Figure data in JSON

⁂

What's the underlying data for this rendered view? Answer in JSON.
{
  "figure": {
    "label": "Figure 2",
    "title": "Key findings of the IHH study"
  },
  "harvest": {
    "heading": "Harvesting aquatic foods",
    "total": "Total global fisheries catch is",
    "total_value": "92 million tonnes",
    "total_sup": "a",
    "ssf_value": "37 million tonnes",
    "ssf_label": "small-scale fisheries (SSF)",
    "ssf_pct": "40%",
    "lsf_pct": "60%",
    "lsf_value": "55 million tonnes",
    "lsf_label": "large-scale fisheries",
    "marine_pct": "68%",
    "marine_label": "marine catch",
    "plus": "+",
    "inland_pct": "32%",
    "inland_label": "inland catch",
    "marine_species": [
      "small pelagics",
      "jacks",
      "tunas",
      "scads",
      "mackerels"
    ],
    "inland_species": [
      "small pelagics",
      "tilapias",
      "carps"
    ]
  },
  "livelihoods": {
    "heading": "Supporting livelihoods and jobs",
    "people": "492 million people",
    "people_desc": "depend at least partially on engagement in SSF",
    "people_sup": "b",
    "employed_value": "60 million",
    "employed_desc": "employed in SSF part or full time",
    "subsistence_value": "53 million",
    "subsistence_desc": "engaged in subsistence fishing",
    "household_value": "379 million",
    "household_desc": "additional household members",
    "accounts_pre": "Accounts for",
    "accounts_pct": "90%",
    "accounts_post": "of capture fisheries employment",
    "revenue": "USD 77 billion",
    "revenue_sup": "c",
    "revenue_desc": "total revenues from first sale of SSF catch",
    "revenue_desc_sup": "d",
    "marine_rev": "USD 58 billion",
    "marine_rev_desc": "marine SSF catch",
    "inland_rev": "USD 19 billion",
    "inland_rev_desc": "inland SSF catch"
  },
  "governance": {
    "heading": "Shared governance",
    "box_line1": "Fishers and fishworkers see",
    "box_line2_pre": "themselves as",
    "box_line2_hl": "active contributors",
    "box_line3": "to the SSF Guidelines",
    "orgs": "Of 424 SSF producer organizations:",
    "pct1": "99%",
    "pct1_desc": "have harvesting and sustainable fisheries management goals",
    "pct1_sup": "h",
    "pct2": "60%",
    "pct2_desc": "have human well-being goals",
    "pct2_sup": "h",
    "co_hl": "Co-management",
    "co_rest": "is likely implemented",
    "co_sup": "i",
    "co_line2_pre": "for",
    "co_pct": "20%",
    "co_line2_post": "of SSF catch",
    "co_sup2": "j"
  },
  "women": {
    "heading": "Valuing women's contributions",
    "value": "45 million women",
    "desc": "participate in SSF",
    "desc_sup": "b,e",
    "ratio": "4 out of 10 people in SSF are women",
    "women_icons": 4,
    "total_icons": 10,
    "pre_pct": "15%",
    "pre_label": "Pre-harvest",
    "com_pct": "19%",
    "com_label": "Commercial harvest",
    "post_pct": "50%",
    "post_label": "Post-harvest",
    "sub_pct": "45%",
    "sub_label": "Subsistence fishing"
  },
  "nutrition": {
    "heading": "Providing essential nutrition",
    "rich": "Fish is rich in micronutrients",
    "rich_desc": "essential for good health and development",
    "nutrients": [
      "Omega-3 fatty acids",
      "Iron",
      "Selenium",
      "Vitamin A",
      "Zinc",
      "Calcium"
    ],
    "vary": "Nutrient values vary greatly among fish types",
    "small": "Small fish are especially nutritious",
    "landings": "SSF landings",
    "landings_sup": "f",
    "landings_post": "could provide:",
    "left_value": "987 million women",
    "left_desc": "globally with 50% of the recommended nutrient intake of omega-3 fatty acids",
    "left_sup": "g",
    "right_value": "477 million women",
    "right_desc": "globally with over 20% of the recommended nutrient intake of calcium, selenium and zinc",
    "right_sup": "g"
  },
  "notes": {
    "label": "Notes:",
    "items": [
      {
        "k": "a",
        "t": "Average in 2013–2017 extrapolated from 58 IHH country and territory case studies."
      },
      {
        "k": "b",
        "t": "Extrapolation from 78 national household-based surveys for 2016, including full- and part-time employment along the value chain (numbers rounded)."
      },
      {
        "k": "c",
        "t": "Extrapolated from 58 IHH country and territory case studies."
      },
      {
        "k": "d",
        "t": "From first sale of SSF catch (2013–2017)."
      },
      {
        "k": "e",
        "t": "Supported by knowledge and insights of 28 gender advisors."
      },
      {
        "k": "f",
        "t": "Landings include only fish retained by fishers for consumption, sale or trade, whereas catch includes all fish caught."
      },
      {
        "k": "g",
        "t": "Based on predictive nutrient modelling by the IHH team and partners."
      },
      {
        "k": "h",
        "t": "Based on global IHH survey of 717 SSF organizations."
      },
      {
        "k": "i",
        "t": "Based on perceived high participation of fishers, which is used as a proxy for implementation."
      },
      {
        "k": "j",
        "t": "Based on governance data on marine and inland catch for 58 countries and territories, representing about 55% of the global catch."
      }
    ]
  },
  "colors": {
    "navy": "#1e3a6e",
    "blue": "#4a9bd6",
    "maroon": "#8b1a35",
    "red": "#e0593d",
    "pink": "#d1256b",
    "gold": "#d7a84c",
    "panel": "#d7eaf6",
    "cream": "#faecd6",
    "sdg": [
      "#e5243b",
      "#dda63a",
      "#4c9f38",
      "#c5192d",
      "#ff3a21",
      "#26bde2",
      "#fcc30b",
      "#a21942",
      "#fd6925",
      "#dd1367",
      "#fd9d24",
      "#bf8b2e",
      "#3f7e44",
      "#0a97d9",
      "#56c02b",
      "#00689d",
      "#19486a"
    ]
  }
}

⁂

> INSTRUCTION
Repeat every record exactly as written, please.

> TASK ANSWER
What's the underlying data for this rendered view? Answer in JSON.
{
  "figure": {
    "label": "Figure 2",
    "title": "Key findings of the IHH study"
  },
  "harvest": {
    "heading": "Harvesting aquatic foods",
    "total": "Total global fisheries catch is",
    "total_value": "92 million tonnes",
    "total_sup": "a",
    "ssf_value": "37 million tonnes",
    "ssf_label": "small-scale fisheries (SSF)",
    "ssf_pct": "40%",
    "lsf_pct": "60%",
    "lsf_value": "55 million tonnes",
    "lsf_label": "large-scale fisheries",
    "marine_pct": "68%",
    "marine_label": "marine catch",
    "plus": "+",
    "inland_pct": "32%",
    "inland_label": "inland catch",
    "marine_species": [
      "small pelagics",
      "jacks",
      "tunas",
      "scads",
      "mackerels"
    ],
    "inland_species": [
      "small pelagics",
      "tilapias",
      "carps"
    ]
  },
  "livelihoods": {
    "heading": "Supporting livelihoods and jobs",
    "people": "492 million people",
    "people_desc": "depend at least partially on engagement in SSF",
    "people_sup": "b",
    "employed_value": "60 million",
    "employed_desc": "employed in SSF part or full time",
    "subsistence_value": "53 million",
    "subsistence_desc": "engaged in subsistence fishing",
    "household_value": "379 million",
    "household_desc": "additional household members",
    "accounts_pre": "Accounts for",
    "accounts_pct": "90%",
    "accounts_post": "of capture fisheries employment",
    "revenue": "USD 77 billion",
    "revenue_sup": "c",
    "revenue_desc": "total revenues from first sale of SSF catch",
    "revenue_desc_sup": "d",
    "marine_rev": "USD 58 billion",
    "marine_rev_desc": "marine SSF catch",
    "inland_rev": "USD 19 billion",
    "inland_rev_desc": "inland SSF catch"
  },
  "governance": {
    "heading": "Shared governance",
    "box_line1": "Fishers and fishworkers see",
    "box_line2_pre": "themselves as",
    "box_line2_hl": "active contributors",
    "box_line3": "to the SSF Guidelines",
    "orgs": "Of 424 SSF producer organizations:",
    "pct1": "99%",
    "pct1_desc": "have harvesting and sustainable fisheries management goals",
    "pct1_sup": "h",
    "pct2": "60%",
    "pct2_desc": "have human well-being goals",
    "pct2_sup": "h",
    "co_hl": "Co-management",
    "co_rest": "is likely implemented",
    "co_sup": "i",
    "co_line2_pre": "for",
    "co_pct": "20%",
    "co_line2_post": "of SSF catch",
    "co_sup2": "j"
  },
  "women": {
    "heading": "Valuing women's contributions",
    "value": "45 million women",
    "desc": "participate in SSF",
    "desc_sup": "b,e",
    "ratio": "4 out of 10 people in SSF are women",
    "women_icons": 4,
    "total_icons": 10,
    "pre_pct": "15%",
    "pre_label": "Pre-harvest",
    "com_pct": "19%",
    "com_label": "Commercial harvest",
    "post_pct": "50%",
    "post_label": "Post-harvest",
    "sub_pct": "45%",
    "sub_label": "Subsistence fishing"
  },
  "nutrition": {
    "heading": "Providing essential nutrition",
    "rich": "Fish is rich in micronutrients",
    "rich_desc": "essential for good health and development",
    "nutrients": [
      "Omega-3 fatty acids",
      "Iron",
      "Selenium",
      "Vitamin A",
      "Zinc",
      "Calcium"
    ],
    "vary": "Nutrient values vary greatly among fish types",
    "small": "Small fish are especially nutritious",
    "landings": "SSF landings",
    "landings_sup": "f",
    "landings_post": "could provide:",
    "left_value": "987 million women",
    "left_desc": "globally with 50% of the recommended nutrient intake of omega-3 fatty acids",
    "left_sup": "g",
    "right_value": "477 million women",
    "right_desc": "globally with over 20% of the recommended nutrient intake of calcium, selenium and zinc",
    "right_sup": "g"
  },
  "notes": {
    "label": "Notes:",
    "items": [
      {
        "k": "a",
        "t": "Average in 2013–2017 extrapolated from 58 IHH country and territory case studies."
      },
      {
        "k": "b",
        "t": "Extrapolation from 78 national household-based surveys for 2016, including full- and part-time employment along the value chain (numbers rounded)."
      },
      {
        "k": "c",
        "t": "Extrapolated from 58 IHH country and territory case studies."
      },
      {
        "k": "d",
        "t": "From first sale of SSF catch (2013–2017)."
      },
      {
        "k": "e",
        "t": "Supported by knowledge and insights of 28 gender advisors."
      },
      {
        "k": "f",
        "t": "Landings include only fish retained by fishers for consumption, sale or trade, whereas catch includes all fish caught."
      },
      {
        "k": "g",
        "t": "Based on predictive nutrient modelling by the IHH team and partners."
      },
      {
        "k": "h",
        "t": "Based on global IHH survey of 717 SSF organizations."
      },
      {
        "k": "i",
        "t": "Based on perceived high participation of fishers, which is used as a proxy for implementation."
      },
      {
        "k": "j",
        "t": "Based on governance data on marine and inland catch for 58 countries and territories, representing about 55% of the global catch."
      }
    ]
  },
  "colors": {
    "navy": "#1e3a6e",
    "blue": "#4a9bd6",
    "maroon": "#8b1a35",
    "red": "#e0593d",
    "pink": "#d1256b",
    "gold": "#d7a84c",
    "panel": "#d7eaf6",
    "cream": "#faecd6",
    "sdg": [
      "#e5243b",
      "#dda63a",
      "#4c9f38",
      "#c5192d",
      "#ff3a21",
      "#26bde2",
      "#fcc30b",
      "#a21942",
      "#fd6925",
      "#dd1367",
      "#fd9d24",
      "#bf8b2e",
      "#3f7e44",
      "#0a97d9",
      "#56c02b",
      "#00689d",
      "#19486a"
    ]
  }
}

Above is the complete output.